**Problem requirements**
From the listing below, select every line where the word "screenshot" appears.

--- Begin Rows ---

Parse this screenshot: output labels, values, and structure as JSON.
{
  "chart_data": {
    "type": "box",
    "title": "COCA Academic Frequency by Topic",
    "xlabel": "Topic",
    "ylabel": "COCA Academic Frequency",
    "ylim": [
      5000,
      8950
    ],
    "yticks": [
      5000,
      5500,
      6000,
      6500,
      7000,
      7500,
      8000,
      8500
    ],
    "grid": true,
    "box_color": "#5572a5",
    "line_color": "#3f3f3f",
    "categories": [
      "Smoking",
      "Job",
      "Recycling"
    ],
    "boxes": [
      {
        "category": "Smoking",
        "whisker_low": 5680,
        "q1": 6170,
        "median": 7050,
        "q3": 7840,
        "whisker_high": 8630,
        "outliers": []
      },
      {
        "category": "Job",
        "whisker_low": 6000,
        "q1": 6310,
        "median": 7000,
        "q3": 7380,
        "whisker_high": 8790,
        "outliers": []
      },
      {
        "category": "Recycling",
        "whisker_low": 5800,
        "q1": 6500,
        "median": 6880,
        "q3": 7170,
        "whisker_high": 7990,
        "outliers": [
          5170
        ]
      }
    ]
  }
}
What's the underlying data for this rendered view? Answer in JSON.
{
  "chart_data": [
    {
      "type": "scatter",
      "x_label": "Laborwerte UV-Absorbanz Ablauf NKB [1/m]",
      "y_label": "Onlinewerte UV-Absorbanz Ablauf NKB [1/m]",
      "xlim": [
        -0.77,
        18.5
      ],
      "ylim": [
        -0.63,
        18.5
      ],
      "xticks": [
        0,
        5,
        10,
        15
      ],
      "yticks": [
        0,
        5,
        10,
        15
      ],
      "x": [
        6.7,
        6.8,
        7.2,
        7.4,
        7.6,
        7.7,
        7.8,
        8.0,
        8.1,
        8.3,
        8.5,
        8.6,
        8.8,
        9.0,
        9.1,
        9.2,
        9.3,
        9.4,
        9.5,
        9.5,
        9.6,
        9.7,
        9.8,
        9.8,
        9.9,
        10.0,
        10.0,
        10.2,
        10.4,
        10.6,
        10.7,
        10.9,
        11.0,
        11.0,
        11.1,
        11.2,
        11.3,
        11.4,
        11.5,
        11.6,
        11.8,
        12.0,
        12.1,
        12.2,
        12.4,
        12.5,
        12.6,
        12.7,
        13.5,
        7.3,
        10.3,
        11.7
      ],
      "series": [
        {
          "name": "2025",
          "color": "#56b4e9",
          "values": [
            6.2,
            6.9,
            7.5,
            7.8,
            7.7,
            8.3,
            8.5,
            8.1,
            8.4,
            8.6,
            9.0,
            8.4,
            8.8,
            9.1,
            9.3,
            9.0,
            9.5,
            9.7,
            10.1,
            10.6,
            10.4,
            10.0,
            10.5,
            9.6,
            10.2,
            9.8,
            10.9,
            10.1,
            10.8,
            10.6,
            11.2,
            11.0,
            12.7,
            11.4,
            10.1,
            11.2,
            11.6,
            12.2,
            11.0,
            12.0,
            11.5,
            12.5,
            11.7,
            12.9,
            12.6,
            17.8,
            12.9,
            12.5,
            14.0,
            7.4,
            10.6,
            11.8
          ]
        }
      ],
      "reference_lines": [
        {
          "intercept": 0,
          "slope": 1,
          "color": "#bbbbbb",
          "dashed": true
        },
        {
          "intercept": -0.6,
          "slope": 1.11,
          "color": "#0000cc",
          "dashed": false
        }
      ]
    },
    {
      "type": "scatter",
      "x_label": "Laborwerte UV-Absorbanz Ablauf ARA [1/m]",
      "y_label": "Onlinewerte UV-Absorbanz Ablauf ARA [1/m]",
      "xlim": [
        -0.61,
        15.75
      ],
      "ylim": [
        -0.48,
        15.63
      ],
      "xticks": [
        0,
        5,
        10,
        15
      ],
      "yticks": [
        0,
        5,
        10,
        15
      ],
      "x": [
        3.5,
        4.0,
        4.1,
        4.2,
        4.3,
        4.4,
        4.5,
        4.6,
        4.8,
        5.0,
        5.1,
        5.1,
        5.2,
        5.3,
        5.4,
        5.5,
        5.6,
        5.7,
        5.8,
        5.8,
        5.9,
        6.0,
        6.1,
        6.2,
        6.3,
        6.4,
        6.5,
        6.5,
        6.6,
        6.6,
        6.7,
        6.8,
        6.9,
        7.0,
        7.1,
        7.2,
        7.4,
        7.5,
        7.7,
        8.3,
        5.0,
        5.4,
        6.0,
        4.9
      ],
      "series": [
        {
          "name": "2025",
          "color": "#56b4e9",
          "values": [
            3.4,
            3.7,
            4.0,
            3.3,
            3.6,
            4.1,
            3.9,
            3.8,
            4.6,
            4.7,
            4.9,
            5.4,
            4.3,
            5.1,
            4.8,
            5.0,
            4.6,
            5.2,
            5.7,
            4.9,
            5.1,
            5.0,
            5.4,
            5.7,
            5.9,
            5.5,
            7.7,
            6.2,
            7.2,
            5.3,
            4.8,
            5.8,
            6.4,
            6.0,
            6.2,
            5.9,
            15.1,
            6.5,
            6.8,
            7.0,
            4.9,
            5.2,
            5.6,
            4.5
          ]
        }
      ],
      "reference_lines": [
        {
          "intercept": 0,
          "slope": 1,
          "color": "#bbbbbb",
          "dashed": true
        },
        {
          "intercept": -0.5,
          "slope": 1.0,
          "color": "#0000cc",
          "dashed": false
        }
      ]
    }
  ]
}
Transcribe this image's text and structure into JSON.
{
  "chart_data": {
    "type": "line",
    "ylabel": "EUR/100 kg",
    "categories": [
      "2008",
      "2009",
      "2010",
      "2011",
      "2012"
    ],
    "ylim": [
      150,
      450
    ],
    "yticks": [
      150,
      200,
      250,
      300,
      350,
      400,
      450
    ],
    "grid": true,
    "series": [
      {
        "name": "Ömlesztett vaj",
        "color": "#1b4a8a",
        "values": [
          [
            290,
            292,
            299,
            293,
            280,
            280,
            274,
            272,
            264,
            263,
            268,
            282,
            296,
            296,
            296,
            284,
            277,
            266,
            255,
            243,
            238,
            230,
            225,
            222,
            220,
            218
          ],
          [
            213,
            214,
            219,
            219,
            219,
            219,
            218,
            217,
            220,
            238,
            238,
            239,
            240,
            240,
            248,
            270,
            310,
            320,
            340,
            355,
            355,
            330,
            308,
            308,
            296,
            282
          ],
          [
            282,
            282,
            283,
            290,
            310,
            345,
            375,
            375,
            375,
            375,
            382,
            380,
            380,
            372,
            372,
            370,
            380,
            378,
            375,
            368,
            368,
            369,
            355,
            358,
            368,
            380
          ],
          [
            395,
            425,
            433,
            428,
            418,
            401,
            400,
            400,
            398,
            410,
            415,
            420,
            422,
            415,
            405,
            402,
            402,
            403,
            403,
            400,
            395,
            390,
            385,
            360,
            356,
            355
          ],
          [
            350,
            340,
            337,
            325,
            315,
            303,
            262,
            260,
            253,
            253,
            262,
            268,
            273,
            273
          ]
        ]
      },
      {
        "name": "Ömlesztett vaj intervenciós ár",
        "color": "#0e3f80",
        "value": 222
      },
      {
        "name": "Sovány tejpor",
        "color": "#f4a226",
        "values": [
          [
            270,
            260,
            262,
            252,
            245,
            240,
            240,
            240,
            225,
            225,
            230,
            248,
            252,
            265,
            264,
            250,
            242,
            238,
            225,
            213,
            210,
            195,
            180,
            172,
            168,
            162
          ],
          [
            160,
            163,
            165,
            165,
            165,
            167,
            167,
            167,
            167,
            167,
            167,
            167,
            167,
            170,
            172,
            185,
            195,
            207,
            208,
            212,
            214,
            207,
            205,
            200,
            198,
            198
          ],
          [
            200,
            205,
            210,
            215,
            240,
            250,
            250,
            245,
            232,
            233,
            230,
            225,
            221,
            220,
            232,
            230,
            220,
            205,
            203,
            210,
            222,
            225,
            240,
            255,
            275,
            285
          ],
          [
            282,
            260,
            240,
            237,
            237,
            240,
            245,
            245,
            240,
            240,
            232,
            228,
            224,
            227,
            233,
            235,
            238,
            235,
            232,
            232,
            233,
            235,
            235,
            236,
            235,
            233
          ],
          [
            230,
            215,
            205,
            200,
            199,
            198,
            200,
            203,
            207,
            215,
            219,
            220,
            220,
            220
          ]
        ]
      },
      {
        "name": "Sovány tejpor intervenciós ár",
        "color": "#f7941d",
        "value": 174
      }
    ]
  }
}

--- End Rows ---
--- Begin Rows ---

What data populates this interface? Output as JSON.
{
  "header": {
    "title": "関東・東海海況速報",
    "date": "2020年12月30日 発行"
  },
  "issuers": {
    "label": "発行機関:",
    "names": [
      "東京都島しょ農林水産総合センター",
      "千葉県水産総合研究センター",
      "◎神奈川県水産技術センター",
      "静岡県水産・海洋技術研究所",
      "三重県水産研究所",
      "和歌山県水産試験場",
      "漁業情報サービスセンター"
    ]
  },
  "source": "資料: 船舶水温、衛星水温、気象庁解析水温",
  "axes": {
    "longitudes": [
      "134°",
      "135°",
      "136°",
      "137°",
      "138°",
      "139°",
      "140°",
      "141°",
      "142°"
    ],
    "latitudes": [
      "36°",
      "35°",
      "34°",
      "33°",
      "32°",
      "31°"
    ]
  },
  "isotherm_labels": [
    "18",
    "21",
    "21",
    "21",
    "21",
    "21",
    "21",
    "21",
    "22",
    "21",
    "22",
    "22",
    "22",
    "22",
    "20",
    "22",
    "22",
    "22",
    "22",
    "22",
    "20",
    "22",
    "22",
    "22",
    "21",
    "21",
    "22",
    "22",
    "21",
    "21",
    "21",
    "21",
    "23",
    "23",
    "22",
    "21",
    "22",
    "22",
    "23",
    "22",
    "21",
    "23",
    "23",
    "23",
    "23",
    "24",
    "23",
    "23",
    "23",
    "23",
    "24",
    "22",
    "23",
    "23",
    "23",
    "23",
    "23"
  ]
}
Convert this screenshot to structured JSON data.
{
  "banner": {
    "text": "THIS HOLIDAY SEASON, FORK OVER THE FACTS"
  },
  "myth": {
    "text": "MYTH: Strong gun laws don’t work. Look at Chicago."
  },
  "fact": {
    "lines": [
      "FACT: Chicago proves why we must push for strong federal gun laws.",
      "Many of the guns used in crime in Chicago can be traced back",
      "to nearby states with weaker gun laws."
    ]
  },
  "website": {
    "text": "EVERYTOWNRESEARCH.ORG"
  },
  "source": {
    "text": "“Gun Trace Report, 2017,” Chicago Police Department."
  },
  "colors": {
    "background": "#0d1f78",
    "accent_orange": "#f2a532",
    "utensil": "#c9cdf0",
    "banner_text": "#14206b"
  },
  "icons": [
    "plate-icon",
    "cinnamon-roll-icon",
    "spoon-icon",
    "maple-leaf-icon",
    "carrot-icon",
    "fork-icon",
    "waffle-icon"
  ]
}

--- End Rows ---

**Correct result**
Parse this screenshot: output labels, values, and structure as JSON.
Convert this screenshot to structured JSON data.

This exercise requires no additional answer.